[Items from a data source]
━━━━━━━━━━━━━━━━━━━━━━━━━━━━━━

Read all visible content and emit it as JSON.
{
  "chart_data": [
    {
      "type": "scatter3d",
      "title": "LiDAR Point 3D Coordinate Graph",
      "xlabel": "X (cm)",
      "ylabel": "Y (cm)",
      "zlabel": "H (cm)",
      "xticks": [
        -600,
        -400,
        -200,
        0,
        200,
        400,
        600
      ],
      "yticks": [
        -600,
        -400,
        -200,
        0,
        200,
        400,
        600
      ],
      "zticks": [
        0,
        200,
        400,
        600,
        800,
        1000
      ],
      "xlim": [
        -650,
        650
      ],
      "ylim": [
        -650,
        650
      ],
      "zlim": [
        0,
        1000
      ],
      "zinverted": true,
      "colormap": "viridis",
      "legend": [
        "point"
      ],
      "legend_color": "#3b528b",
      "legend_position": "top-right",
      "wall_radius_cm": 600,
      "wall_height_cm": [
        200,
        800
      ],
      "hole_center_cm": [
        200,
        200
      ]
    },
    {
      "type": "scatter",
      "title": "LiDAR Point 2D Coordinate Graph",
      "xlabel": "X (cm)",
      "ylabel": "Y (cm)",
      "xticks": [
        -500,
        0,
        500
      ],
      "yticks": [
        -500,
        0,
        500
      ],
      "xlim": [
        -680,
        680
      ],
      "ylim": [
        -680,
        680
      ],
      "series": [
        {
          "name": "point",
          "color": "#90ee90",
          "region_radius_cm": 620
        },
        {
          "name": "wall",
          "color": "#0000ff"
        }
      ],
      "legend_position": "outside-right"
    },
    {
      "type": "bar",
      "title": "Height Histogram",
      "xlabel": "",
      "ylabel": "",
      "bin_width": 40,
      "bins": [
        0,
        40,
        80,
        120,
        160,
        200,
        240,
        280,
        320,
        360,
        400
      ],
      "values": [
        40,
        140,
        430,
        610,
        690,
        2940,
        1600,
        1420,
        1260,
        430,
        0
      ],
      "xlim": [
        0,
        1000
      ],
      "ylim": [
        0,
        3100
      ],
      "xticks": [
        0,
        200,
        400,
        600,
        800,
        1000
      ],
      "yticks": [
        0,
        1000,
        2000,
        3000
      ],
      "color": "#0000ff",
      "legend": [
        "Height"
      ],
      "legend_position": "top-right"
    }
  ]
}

━━━━━━━━━━━━━━━━━━━━━━━━━━━━━━

_What this task involves:_
Please quote the data above in full, with no line missing.

_Output for this task:_
Read all visible content and emit it as JSON.
{
  "chart_data": [
    {
      "type": "scatter3d",
      "title": "LiDAR Point 3D Coordinate Graph",
      "xlabel": "X (cm)",
      "ylabel": "Y (cm)",
      "zlabel": "H (cm)",
      "xticks": [
        -600,
        -400,
        -200,
        0,
        200,
        400,
        600
      ],
      "yticks": [
        -600,
        -400,
        -200,
        0,
        200,
        400,
        600
      ],
      "zticks": [
        0,
        200,
        400,
        600,
        800,
        1000
      ],
      "xlim": [
        -650,
        650
      ],
      "ylim": [
        -650,
        650
      ],
      "zlim": [
        0,
        1000
      ],
      "zinverted": true,
      "colormap": "viridis",
      "legend": [
        "point"
      ],
      "legend_color": "#3b528b",
      "legend_position": "top-right",
      "wall_radius_cm": 600,
      "wall_height_cm": [
        200,
        800
      ],
      "hole_center_cm": [
        200,
        200
      ]
    },
    {
      "type": "scatter",
      "title": "LiDAR Point 2D Coordinate Graph",
      "xlabel": "X (cm)",
      "ylabel": "Y (cm)",
      "xticks": [
        -500,
        0,
        500
      ],
      "yticks": [
        -500,
        0,
        500
      ],
      "xlim": [
        -680,
        680
      ],
      "ylim": [
        -680,
        680
      ],
      "series": [
        {
          "name": "point",
          "color": "#90ee90",
          "region_radius_cm": 620
        },
        {
          "name": "wall",
          "color": "#0000ff"
        }
      ],
      "legend_position": "outside-right"
    },
    {
      "type": "bar",
      "title": "Height Histogram",
      "xlabel": "",
      "ylabel": "",
      "bin_width": 40,
      "bins": [
        0,
        40,
        80,
        120,
        160,
        200,
        240,
        280,
        320,
        360,
        400
      ],
      "values": [
        40,
        140,
        430,
        610,
        690,
        2940,
        1600,
        1420,
        1260,
        430,
        0
      ],
      "xlim": [
        0,
        1000
      ],
      "ylim": [
        0,
        3100
      ],
      "xticks": [
        0,
        200,
        400,
        600,
        800,
        1000
      ],
      "yticks": [
        0,
        1000,
        2000,
        3000
      ],
      "color": "#0000ff",
      "legend": [
        "Height"
      ],
      "legend_position": "top-right"
    }
  ]
}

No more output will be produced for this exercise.